▶ **REQUIRED WORK**: Copy every line of the entries that includes the word "title".

[Chart and figure data]
◇ ◇ ◇ ◇ ◇
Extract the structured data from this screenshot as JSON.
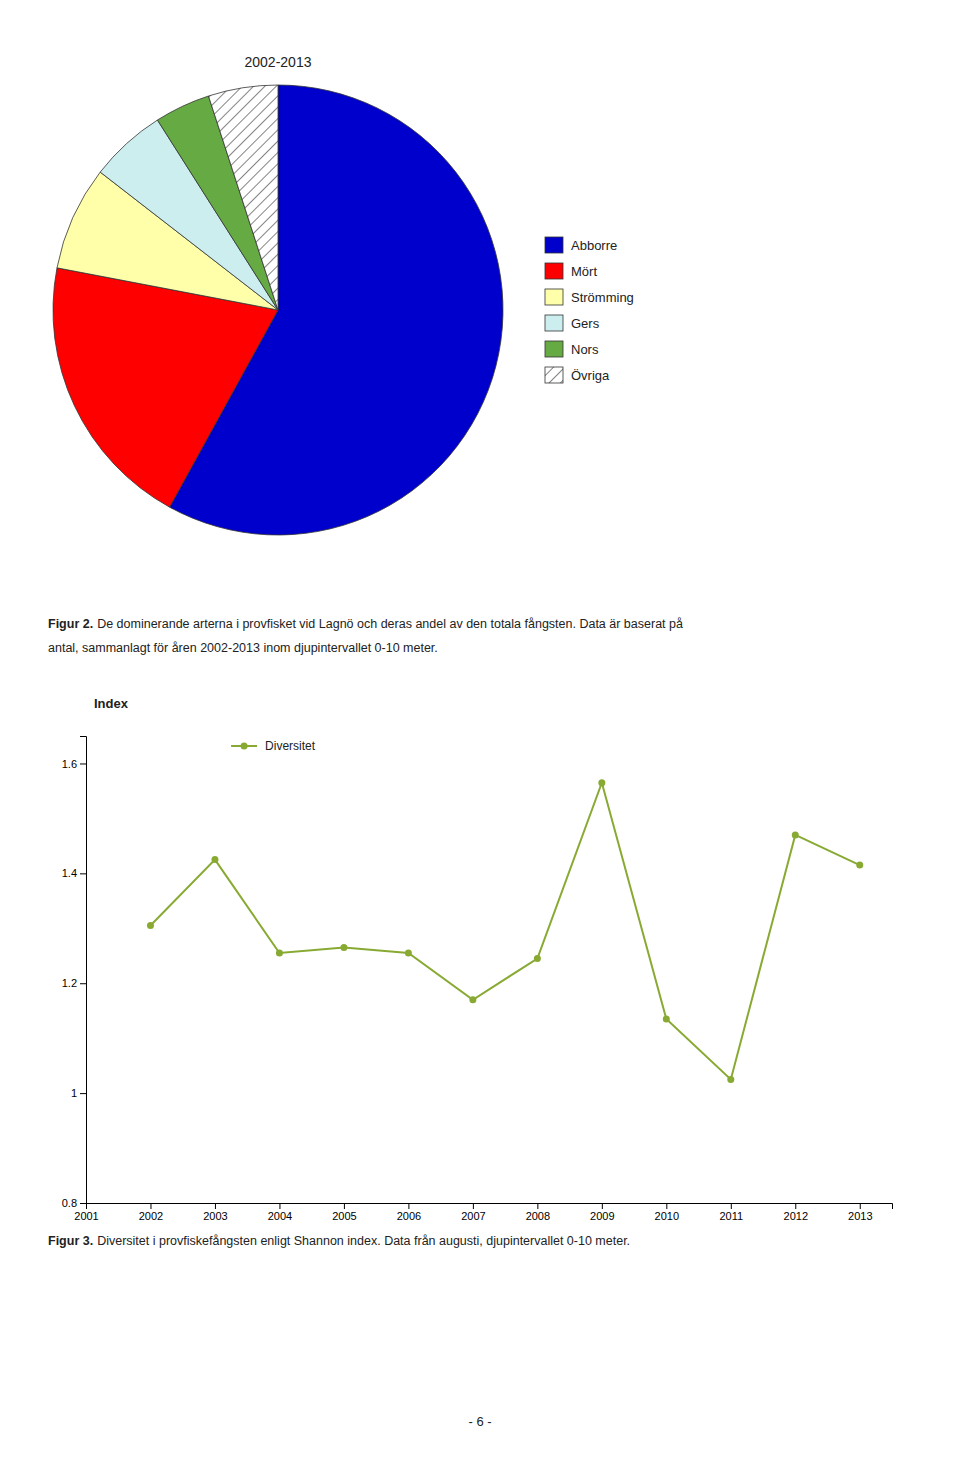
{
  "chart_data": [
    {
      "type": "pie",
      "title": "2002-2013",
      "categories": [
        "Abborre",
        "Mört",
        "Strömming",
        "Gers",
        "Nors",
        "Övriga"
      ],
      "values": [
        58.0,
        20.0,
        7.5,
        5.5,
        4.0,
        5.0
      ],
      "colors": [
        "#0000CC",
        "#FF0000",
        "#FFFFAA",
        "#CCEEEE",
        "#66AA44",
        "white"
      ],
      "legend": "right",
      "annotations": [
        "Figur 2.",
        "De dominerande arterna i provfisket vid Lagnö och deras andel av den totala fångsten. Data är baserat på",
        "antal, sammanlagt för åren 2002-2013 inom djupintervallet 0-10 meter."
      ]
    },
    {
      "type": "line",
      "ylabel": "Index",
      "x": [
        2002,
        2003,
        2004,
        2005,
        2006,
        2007,
        2008,
        2009,
        2010,
        2011,
        2012,
        2013
      ],
      "series": [
        {
          "name": "Diversitet",
          "color": "#88AA33",
          "marker": "circle",
          "line_style": "solid",
          "values": [
            1.305,
            1.425,
            1.255,
            1.265,
            1.255,
            1.17,
            1.245,
            1.565,
            1.135,
            1.025,
            1.47,
            1.415
          ]
        }
      ],
      "xlim": [
        2001,
        2013.5
      ],
      "xticks": [
        2001,
        2002,
        2003,
        2004,
        2005,
        2006,
        2007,
        2008,
        2009,
        2010,
        2011,
        2012,
        2013
      ],
      "ylim": [
        0.8,
        1.65
      ],
      "yticks": [
        0.8,
        1,
        1.2,
        1.4,
        1.6
      ],
      "grid": false,
      "legend": "upper left",
      "annotations": [
        "Figur 3.",
        "Diversitet i provfiskefångsten enligt Shannon index. Data från augusti, djupintervallet 0-10 meter.",
        "- 6 -"
      ]
    }
  ]
}
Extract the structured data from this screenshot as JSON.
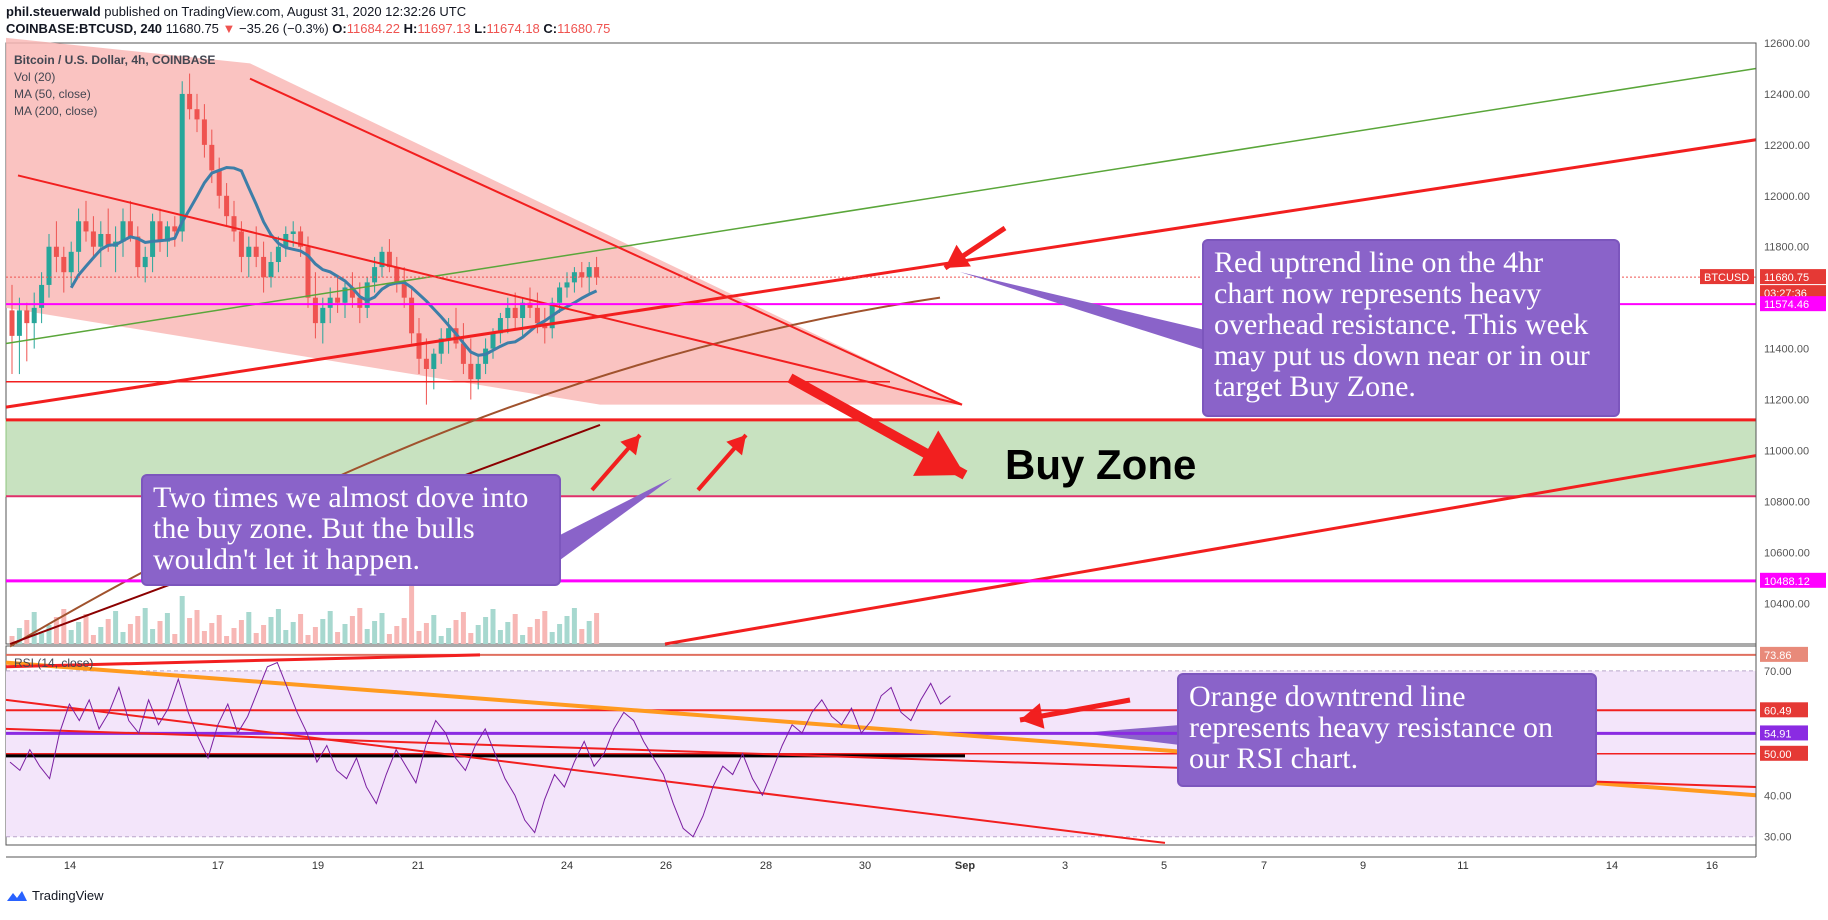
{
  "header": {
    "author": "phil.steuerwald",
    "published_text": "published on TradingView.com, August 31, 2020 12:32:26 UTC",
    "symbol": "COINBASE:BTCUSD, 240",
    "last": "11680.75",
    "change": "−35.26 (−0.3%)",
    "open_label": "O:",
    "open": "11684.22",
    "high_label": "H:",
    "high": "11697.13",
    "low_label": "L:",
    "low": "11674.18",
    "close_label": "C:",
    "close": "11680.75"
  },
  "legend": {
    "title": "Bitcoin / U.S. Dollar, 4h, COINBASE",
    "vol": "Vol (20)",
    "ma50": "MA (50, close)",
    "ma200": "MA (200, close)",
    "rsi": "RSI (14, close)"
  },
  "annotations": {
    "note_resistance": "Red uptrend line on the 4hr chart now represents heavy overhead resistance. This week may put us down near or in our target Buy Zone.",
    "note_dove": "Two times we almost dove into the buy zone. But the bulls wouldn't let it happen.",
    "note_rsi": "Orange downtrend line represents heavy resistance on our RSI chart.",
    "buy_zone": "Buy Zone"
  },
  "branding": {
    "label": "TradingView"
  },
  "colors": {
    "bull": "#26a69a",
    "bear": "#ef5350",
    "trend_red": "#f21f1f",
    "channel_fill": "#f9b9b6",
    "buyzone_fill": "#c8e2c0",
    "ma50": "#3d7ea8",
    "ma200": "#a0522d",
    "green_line": "#5aa63a",
    "magenta": "#ff00ff",
    "rsi_line": "#7b1fa2",
    "orange": "#ff9a1f",
    "rsi_bg": "#f3e5fa",
    "note": "#8a63c9"
  },
  "chart_data": [
    {
      "type": "candlestick",
      "title": "Bitcoin / U.S. Dollar, 4h, COINBASE",
      "x_tick_labels": [
        "14",
        "17",
        "19",
        "21",
        "24",
        "26",
        "28",
        "30",
        "Sep",
        "3",
        "5",
        "7",
        "9",
        "11",
        "14",
        "16"
      ],
      "y_tick_labels": [
        "12600.00",
        "12400.00",
        "12200.00",
        "12000.00",
        "11800.00",
        "11600.00",
        "11400.00",
        "11200.00",
        "11000.00",
        "10800.00",
        "10600.00",
        "10400.00"
      ],
      "ylim": [
        10240,
        12600
      ],
      "price_labels": [
        {
          "text": "BTCUSD",
          "value": 11680.75
        },
        {
          "text": "11680.75",
          "value": 11680.75
        },
        {
          "text": "03:27:36",
          "value": 11650
        },
        {
          "text": "11574.46",
          "value": 11574.46
        },
        {
          "text": "10488.12",
          "value": 10488.12
        }
      ],
      "candles_ohlc_approx": [
        [
          11550,
          11650,
          11300,
          11450
        ],
        [
          11450,
          11600,
          11300,
          11550
        ],
        [
          11550,
          11580,
          11350,
          11500
        ],
        [
          11500,
          11620,
          11400,
          11560
        ],
        [
          11560,
          11700,
          11500,
          11650
        ],
        [
          11650,
          11850,
          11600,
          11800
        ],
        [
          11800,
          11900,
          11700,
          11760
        ],
        [
          11760,
          11800,
          11620,
          11700
        ],
        [
          11700,
          11820,
          11650,
          11780
        ],
        [
          11780,
          11950,
          11700,
          11900
        ],
        [
          11900,
          11980,
          11820,
          11860
        ],
        [
          11860,
          11920,
          11760,
          11800
        ],
        [
          11800,
          11900,
          11720,
          11850
        ],
        [
          11850,
          11950,
          11780,
          11800
        ],
        [
          11800,
          11880,
          11700,
          11820
        ],
        [
          11820,
          11950,
          11760,
          11900
        ],
        [
          11900,
          11980,
          11820,
          11840
        ],
        [
          11840,
          11880,
          11680,
          11720
        ],
        [
          11720,
          11800,
          11660,
          11760
        ],
        [
          11760,
          11930,
          11700,
          11900
        ],
        [
          11900,
          11950,
          11780,
          11820
        ],
        [
          11820,
          11900,
          11760,
          11880
        ],
        [
          11880,
          11920,
          11800,
          11860
        ],
        [
          11860,
          12450,
          11820,
          12400
        ],
        [
          12400,
          12480,
          12300,
          12340
        ],
        [
          12340,
          12400,
          12250,
          12300
        ],
        [
          12300,
          12360,
          12150,
          12200
        ],
        [
          12200,
          12260,
          12050,
          12100
        ],
        [
          12100,
          12150,
          11950,
          12000
        ],
        [
          12000,
          12050,
          11880,
          11920
        ],
        [
          11920,
          11980,
          11820,
          11860
        ],
        [
          11860,
          11900,
          11700,
          11760
        ],
        [
          11760,
          11840,
          11680,
          11800
        ],
        [
          11800,
          11880,
          11720,
          11760
        ],
        [
          11760,
          11820,
          11620,
          11680
        ],
        [
          11680,
          11780,
          11640,
          11740
        ],
        [
          11740,
          11840,
          11700,
          11800
        ],
        [
          11800,
          11880,
          11760,
          11850
        ],
        [
          11850,
          11900,
          11800,
          11860
        ],
        [
          11860,
          11880,
          11760,
          11800
        ],
        [
          11800,
          11840,
          11560,
          11600
        ],
        [
          11600,
          11700,
          11440,
          11500
        ],
        [
          11500,
          11600,
          11420,
          11560
        ],
        [
          11560,
          11640,
          11500,
          11600
        ],
        [
          11600,
          11680,
          11540,
          11580
        ],
        [
          11580,
          11660,
          11520,
          11640
        ],
        [
          11640,
          11700,
          11560,
          11600
        ],
        [
          11600,
          11660,
          11500,
          11560
        ],
        [
          11560,
          11680,
          11520,
          11660
        ],
        [
          11660,
          11760,
          11620,
          11720
        ],
        [
          11720,
          11800,
          11680,
          11780
        ],
        [
          11780,
          11830,
          11700,
          11720
        ],
        [
          11720,
          11760,
          11620,
          11660
        ],
        [
          11660,
          11720,
          11560,
          11600
        ],
        [
          11600,
          11640,
          11420,
          11460
        ],
        [
          11460,
          11520,
          11300,
          11360
        ],
        [
          11360,
          11440,
          11180,
          11320
        ],
        [
          11320,
          11400,
          11240,
          11380
        ],
        [
          11380,
          11480,
          11340,
          11440
        ],
        [
          11440,
          11520,
          11380,
          11480
        ],
        [
          11480,
          11560,
          11400,
          11420
        ],
        [
          11420,
          11500,
          11300,
          11340
        ],
        [
          11340,
          11440,
          11200,
          11280
        ],
        [
          11280,
          11380,
          11240,
          11340
        ],
        [
          11340,
          11440,
          11300,
          11400
        ],
        [
          11400,
          11480,
          11360,
          11460
        ],
        [
          11460,
          11540,
          11420,
          11520
        ],
        [
          11520,
          11600,
          11460,
          11560
        ],
        [
          11560,
          11620,
          11480,
          11520
        ],
        [
          11520,
          11600,
          11440,
          11580
        ],
        [
          11580,
          11640,
          11520,
          11560
        ],
        [
          11560,
          11620,
          11460,
          11500
        ],
        [
          11500,
          11560,
          11420,
          11480
        ],
        [
          11480,
          11600,
          11440,
          11580
        ],
        [
          11580,
          11660,
          11540,
          11640
        ],
        [
          11640,
          11700,
          11600,
          11660
        ],
        [
          11660,
          11720,
          11620,
          11700
        ],
        [
          11700,
          11740,
          11640,
          11680
        ],
        [
          11680,
          11740,
          11620,
          11720
        ],
        [
          11720,
          11760,
          11650,
          11680
        ]
      ],
      "overlays": [
        "MA (50, close)",
        "MA (200, close)",
        "Vol (20)"
      ]
    },
    {
      "type": "line",
      "title": "RSI (14, close)",
      "y_tick_labels": [
        "70.00",
        "60.00",
        "50.00",
        "40.00",
        "30.00"
      ],
      "ylim": [
        28,
        76
      ],
      "level_labels": [
        {
          "text": "73.86",
          "value": 73.86
        },
        {
          "text": "60.49",
          "value": 60.49
        },
        {
          "text": "54.91",
          "value": 54.91
        },
        {
          "text": "50.00",
          "value": 50.0
        }
      ],
      "values": [
        48,
        46,
        51,
        47,
        44,
        55,
        62,
        58,
        63,
        56,
        60,
        66,
        58,
        55,
        63,
        57,
        61,
        68,
        60,
        54,
        49,
        57,
        62,
        55,
        59,
        65,
        71,
        72,
        66,
        60,
        55,
        48,
        52,
        46,
        44,
        49,
        42,
        38,
        45,
        51,
        47,
        43,
        52,
        58,
        55,
        49,
        46,
        52,
        56,
        50,
        44,
        40,
        34,
        31,
        39,
        45,
        42,
        48,
        53,
        47,
        50,
        56,
        60,
        58,
        53,
        49,
        45,
        38,
        32,
        30,
        35,
        42,
        47,
        45,
        50,
        44,
        40,
        46,
        52,
        57,
        55,
        60,
        63,
        59,
        57,
        61,
        55,
        58,
        64,
        66,
        60,
        58,
        63,
        67,
        62,
        64
      ]
    }
  ]
}
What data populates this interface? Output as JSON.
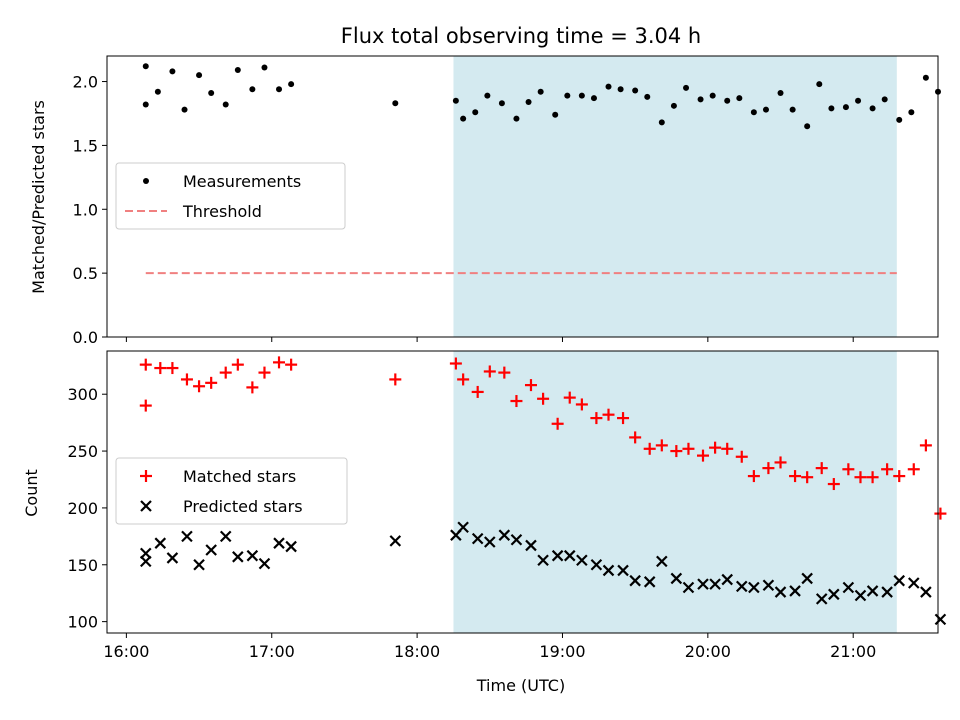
◇ ◇ ◇ ◇ ◇
▶ **REPLY TO THE EXERCISE**:
      "title": "2002-2013",
    "title": "Bitcoin / U.S. Dollar, 4h, COINBASE",
      "title": "Bitcoin / U.S. Dollar, 4h, COINBASE",
      "title": "RSI (14, close)",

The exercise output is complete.